Текст для чтения:
Лев Лунц
Лев Лунц
В рабочей тетради Елизаветы Полонской за 1924 год есть запись о Серапионовых братьях: «Это мои друзья, лучший из них Лунц. Он умер совсем молодым. Он был лучшим из пришедших в русскую литературу еврейских мальчиков. В нем были ирония и смех и острый ум. Но ирония, что у него была, заражала всех. Он весь искрился. Он знал 8 языков. Он любил слово, чувствовал его свежесть и вкус. Мы собирались с ним переводить Бальзака… В годы войны он поддерживал в нас веселье»[1036].
Полонская познакомилась с Лунцем в 1919 году в Студии при «Всемирной литературе». Между ними было 12 лет разницы — в молодые годы это ужасно много, тем не менее, они несомненно симпатизировали друг другу. Стихам Полонской была посвящена 7-я главка статьи Лунца «Новые поэты», в ней поэзия Полонской оценивалась высоко: «Её голос — голос пророка, властный и горький… Только сильный поэт может с такой страстью диктовать законы и обличать неправду», он отмечал, что «благонамеренная критика возмущается этими „кощунственными“ стихами, проглядев в них библейский пафос цельного и непреклонного пророка»[1037].
Когда Лунц собирался в Германию на лечение, Полонская написала в Берлин Илье Эренбургу, прося принять участие в судьбе своего молодого друга. 3 июня 1923 года Эренбург, отдыхавший в горах Гарца, ответил ей: «Лунц верно сразу попадет к Ходасевичу и К и его настроят. Ты ему скажи, чтобы он все же разыскал обязательно меня. Кроме тебя и „великой русской литературы“ у меня с ним общая любовь — старая Испания»[1038]. В июле 1923 года Лунц повидался в Берлине с Эренбургом и затем они обменялись письмами. А Полонская написала Лунцу только осенью, и его ответ здесь приводится. 25 ноября 1923 г. Е. Г. послала Лунцу свои Серапионовские «Стансы»[1039], затем, 29 декабря 1923 г. — новое письмо. 1 февраля 1924 г., как и все Серапионы, она приняла участие в большом коллективном послании Лунцу. Следующего письма Полонской, написанного 20 мая 1924 года, Лунц не дождался — 8 мая его не стало. Памяти Льва Лунца Елизавета Григорьевна посвятила стихотворение «Лавочка великолепий» в книге «Упрямый календарь».
Он писем тоненькую связь,
Как жизни связь, лелеял.
Его зарыли, торопясь,
По моде иудеев…
1.
Hamburg, Больница, 10 ноября <1923>.
Высоколюбезная Елизавета Григорьевна!

Задания:
(a) Согласно тексту о Льве Лунце, почему Лунц так и не получил письмо Полонской, написанное 20 мая 1924 года? Ответьте одним-двумя предложениями.
(b) Продолжите текст о Льве Лунце с того места, где он обрывается.

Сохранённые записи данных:
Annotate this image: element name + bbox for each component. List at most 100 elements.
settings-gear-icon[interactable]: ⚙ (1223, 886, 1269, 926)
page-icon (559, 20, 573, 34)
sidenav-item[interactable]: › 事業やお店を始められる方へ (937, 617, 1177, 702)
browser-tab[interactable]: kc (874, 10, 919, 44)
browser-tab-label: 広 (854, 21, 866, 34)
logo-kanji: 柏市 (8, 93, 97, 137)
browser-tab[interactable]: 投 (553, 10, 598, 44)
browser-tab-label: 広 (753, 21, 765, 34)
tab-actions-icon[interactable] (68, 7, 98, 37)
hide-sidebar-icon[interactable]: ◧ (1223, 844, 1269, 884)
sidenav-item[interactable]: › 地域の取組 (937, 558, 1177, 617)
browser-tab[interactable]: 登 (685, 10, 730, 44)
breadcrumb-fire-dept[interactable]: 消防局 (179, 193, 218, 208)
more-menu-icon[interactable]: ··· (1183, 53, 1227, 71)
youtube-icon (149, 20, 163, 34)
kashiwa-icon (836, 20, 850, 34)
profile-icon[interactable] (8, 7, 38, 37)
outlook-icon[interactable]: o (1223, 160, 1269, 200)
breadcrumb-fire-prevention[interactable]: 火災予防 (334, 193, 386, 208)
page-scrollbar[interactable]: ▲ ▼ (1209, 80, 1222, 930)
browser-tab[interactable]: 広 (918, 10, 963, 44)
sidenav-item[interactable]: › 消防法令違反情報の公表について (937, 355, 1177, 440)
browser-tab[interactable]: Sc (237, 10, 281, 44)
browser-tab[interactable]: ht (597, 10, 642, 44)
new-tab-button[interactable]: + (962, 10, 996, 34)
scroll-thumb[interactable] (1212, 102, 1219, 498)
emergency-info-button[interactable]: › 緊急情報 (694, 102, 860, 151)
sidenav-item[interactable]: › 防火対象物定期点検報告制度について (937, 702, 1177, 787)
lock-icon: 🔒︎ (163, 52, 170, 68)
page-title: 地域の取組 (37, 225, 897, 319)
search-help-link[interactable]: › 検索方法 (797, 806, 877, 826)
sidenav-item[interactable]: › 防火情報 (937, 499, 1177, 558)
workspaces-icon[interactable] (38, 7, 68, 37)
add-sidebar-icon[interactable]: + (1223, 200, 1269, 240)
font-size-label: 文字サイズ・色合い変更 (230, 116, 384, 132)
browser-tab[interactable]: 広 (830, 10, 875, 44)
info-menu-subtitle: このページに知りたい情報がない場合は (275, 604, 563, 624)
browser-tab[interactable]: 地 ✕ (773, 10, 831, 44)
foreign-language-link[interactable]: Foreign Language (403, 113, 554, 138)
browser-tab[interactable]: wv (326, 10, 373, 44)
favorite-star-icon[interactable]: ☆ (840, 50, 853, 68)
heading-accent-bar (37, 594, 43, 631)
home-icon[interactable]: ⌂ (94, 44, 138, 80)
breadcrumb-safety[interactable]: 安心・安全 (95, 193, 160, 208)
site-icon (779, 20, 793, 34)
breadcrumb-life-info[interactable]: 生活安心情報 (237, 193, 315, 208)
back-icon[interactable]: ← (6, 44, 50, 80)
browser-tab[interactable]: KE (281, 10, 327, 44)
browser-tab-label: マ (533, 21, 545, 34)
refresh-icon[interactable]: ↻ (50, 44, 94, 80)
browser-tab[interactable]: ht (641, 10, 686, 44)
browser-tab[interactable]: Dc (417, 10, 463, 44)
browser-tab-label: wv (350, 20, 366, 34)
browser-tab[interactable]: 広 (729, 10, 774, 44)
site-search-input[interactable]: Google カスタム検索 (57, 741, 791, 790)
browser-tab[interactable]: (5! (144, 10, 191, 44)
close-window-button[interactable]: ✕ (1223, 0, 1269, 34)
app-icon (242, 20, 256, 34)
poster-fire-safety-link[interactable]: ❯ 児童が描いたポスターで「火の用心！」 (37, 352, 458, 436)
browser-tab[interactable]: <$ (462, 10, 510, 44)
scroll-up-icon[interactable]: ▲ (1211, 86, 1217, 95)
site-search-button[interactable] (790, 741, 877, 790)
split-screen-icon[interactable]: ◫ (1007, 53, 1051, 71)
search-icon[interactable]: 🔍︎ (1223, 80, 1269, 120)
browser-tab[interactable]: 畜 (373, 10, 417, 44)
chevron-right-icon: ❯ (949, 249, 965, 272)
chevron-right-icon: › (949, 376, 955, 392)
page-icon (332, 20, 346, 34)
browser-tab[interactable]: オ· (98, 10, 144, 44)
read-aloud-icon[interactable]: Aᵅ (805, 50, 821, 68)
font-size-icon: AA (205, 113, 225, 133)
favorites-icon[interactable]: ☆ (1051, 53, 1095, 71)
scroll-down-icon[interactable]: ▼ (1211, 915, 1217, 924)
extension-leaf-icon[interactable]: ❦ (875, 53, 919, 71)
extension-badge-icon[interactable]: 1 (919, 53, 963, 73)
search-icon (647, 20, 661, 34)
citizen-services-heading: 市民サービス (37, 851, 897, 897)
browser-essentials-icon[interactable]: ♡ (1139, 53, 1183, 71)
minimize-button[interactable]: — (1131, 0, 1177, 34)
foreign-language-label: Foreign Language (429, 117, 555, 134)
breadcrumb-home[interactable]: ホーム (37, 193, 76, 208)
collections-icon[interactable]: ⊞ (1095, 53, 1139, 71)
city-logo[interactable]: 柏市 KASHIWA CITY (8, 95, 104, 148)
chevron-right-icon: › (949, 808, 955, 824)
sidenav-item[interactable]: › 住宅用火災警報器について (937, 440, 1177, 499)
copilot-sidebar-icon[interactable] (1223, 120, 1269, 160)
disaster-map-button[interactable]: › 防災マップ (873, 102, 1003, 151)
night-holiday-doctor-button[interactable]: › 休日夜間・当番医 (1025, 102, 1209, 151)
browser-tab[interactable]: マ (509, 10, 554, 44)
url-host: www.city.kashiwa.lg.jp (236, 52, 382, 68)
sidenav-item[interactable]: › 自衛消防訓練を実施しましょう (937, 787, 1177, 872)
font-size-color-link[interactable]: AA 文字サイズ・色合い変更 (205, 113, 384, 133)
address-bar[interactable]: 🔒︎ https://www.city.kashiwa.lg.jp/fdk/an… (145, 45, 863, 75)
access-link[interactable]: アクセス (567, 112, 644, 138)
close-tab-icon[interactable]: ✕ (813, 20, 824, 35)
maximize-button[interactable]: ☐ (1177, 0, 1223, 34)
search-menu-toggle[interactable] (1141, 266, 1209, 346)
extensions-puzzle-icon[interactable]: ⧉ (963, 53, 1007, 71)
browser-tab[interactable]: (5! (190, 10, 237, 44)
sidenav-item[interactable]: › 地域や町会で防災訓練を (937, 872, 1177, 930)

Ответы:
(a) Лунц не дождался этого письма, потому что умер 8 мая 1924 года, то есть ещё до того, как Полонская его написала.

(b)
Твердо помню (к чему, к чему эти терзающие душу воспоминания?!), как летом, на прощальном вечере, некая поэтесса перешла со мной на «ты» к величайшей зависти остальных литераторов. Теперь Вы забыли про Ты[1040]. Я покоряюсь, хотя в душе моей буря.
Милая Елизавета Григорьевна! Я знал, что вы страшная лентяйка, и поэтому на Вас не сердился[1041]. Но Вы хороший друг, и я посылаю Вам мой бедный больной поцелуй. Можете разделить его между Вашей уважаемой мамой, высокоуважаемым сыном и отнюдь не уважаемым братом-эрудитом[1042].
Да, что он, как? Люблю его нежно. Скажите ему, что я написал замечательную пьесу и собираюсь писать еще одну[1043]. Та будет вовсе замечательной. Пусть он тоже мне напишет. Я, конечно, зол за «Вне закона»[1044]. Свиньи! Хотя пьеса идет в Вене, ставит её Martin[1045].
Вы, Елиз<авета> Григ<орьевна>, доктор, а поэтому я, конечно, не буду писать Вам о моей болезни. Советую Вам, впрочем, уже теперь заготовлять мне удостоверение о моей болезни[1046].
Что Ваша бессмертная тетушка?[1047]. Вот по кому тоскую, так тоскую…
Вы пишете про Антона Шварца[1048]. А где Женя? И, вообще, как они живут? Я бы им написал, но адрес!.. Пожалуйста.
Если видите Маршака, то пожалуйста: поцелуйте и скажите, что я прочел, по его совету, сказки Брентано и сошел с ума от восторга[1049]. Ничего подобного не было и не будет. Какие стихи, какие герои и петухи!..
Ваш кузен[1050] здесь подвизается в лучшем театре, но я нигде не был — 5 месяцев лежу в кровати.
А, в общем, люблю, помню.
Целую Лева.
P. S. Правда, что мифический супруг Мариэтты претворился в жизнь?[1051] — Сомнительно.